What you should do: Extract and list every line that contains the word "screenshot".
╔══
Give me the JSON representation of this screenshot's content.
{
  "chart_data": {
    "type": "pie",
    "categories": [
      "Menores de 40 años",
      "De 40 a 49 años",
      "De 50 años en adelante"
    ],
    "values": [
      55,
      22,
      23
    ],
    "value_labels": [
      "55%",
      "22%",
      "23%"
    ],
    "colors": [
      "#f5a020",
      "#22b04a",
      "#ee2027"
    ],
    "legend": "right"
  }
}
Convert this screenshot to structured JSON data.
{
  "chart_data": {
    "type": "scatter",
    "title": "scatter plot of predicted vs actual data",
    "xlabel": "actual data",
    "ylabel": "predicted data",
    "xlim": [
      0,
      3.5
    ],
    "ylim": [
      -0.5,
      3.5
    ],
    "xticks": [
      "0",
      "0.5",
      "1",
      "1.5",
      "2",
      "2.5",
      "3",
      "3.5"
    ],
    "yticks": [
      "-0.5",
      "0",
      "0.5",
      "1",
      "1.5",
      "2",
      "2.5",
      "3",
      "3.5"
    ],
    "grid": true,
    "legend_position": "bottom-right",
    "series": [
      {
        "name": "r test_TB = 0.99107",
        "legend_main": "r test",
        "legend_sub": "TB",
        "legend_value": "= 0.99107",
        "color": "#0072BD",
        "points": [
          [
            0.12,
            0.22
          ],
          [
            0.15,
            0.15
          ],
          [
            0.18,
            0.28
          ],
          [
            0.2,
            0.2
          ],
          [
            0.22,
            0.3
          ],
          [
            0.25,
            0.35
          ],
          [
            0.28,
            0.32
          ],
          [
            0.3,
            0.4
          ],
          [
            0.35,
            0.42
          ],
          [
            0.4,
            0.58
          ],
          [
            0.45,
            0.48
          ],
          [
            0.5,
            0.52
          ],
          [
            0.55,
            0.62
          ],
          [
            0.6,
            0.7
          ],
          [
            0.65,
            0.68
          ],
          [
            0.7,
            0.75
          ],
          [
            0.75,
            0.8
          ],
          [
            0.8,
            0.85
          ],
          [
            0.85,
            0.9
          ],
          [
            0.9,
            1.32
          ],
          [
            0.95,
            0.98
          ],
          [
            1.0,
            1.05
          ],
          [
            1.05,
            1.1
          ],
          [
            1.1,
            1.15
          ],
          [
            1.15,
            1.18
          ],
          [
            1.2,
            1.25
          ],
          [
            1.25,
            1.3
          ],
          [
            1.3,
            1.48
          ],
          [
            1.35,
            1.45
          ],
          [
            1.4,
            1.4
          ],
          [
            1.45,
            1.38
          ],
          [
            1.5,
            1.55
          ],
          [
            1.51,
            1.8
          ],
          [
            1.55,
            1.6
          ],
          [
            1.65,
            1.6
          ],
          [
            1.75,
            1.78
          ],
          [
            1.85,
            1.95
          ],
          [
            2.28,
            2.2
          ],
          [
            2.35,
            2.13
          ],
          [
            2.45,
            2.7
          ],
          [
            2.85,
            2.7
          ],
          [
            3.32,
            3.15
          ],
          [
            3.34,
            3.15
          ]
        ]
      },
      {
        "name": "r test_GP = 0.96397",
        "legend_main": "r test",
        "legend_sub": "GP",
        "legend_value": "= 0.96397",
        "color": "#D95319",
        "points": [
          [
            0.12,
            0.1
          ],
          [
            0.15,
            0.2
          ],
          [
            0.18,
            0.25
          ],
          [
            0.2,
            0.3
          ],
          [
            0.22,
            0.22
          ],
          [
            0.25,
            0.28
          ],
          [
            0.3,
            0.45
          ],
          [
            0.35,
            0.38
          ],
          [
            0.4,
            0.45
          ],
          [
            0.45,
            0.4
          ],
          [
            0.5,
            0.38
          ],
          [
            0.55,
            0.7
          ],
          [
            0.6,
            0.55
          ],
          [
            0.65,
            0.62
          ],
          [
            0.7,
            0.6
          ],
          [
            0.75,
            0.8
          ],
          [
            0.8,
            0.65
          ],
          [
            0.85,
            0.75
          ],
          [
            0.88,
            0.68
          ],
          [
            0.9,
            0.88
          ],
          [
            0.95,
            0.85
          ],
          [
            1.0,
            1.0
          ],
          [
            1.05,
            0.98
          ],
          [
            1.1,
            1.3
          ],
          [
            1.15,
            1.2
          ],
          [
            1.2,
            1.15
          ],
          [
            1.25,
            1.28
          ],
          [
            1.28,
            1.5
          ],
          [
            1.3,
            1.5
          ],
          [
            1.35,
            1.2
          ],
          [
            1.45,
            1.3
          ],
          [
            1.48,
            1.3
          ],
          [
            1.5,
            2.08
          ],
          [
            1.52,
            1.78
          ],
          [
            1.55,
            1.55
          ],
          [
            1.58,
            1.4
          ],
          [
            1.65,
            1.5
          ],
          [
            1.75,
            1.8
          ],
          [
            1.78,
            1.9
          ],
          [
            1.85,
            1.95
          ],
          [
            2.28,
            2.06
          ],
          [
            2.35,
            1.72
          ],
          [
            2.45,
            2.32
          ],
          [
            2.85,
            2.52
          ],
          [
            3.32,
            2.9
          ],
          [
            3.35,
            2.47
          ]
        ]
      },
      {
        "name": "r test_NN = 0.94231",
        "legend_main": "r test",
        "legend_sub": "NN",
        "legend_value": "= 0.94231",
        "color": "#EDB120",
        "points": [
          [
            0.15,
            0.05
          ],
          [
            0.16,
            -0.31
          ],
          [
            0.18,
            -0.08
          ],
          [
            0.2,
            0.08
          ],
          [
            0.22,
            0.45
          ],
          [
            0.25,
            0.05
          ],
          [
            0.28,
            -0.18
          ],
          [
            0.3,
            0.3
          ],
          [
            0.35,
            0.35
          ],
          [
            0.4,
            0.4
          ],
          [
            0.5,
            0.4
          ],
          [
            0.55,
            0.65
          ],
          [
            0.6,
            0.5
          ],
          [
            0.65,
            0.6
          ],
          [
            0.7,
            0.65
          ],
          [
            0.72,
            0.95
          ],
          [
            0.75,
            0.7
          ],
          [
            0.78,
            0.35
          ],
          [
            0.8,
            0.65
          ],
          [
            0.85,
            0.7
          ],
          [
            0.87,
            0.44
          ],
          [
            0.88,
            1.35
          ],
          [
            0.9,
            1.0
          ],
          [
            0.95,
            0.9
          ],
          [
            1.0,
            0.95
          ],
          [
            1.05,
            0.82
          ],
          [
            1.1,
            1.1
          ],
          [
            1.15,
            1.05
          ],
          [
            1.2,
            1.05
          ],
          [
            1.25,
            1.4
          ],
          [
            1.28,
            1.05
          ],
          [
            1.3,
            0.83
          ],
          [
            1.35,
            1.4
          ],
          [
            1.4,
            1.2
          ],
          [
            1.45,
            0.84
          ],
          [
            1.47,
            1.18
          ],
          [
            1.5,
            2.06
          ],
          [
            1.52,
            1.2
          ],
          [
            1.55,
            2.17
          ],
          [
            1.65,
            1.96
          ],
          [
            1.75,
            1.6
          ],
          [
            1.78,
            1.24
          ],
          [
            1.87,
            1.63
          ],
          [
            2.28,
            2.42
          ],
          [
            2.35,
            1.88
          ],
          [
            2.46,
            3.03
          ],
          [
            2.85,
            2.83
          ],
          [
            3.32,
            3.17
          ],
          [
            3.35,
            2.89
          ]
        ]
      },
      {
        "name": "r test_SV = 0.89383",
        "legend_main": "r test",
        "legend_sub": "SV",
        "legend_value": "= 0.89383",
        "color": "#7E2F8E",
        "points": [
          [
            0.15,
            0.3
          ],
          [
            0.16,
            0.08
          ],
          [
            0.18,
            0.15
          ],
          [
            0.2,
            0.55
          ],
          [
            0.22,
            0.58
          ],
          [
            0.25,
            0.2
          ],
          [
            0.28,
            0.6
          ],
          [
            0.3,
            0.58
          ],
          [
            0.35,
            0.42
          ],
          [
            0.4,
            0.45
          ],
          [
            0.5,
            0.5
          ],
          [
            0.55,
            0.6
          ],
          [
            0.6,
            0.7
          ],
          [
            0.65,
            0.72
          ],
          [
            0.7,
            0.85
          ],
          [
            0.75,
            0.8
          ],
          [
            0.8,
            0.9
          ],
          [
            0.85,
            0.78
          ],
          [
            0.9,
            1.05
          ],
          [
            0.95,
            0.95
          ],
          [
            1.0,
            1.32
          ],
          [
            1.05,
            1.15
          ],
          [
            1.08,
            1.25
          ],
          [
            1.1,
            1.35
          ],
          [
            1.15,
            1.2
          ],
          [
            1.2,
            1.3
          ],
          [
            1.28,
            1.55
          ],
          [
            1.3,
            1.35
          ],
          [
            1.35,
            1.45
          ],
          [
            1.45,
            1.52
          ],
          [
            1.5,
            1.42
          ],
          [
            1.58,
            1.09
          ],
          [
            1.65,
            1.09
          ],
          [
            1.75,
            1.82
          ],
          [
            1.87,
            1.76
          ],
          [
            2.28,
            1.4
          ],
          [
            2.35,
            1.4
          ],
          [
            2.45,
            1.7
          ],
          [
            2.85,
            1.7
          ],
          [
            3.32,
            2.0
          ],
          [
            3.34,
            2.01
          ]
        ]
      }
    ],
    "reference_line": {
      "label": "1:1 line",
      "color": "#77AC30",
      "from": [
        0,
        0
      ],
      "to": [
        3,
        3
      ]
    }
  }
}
╚══
Reply to the task:
Give me the JSON representation of this screenshot's content.
Convert this screenshot to structured JSON data.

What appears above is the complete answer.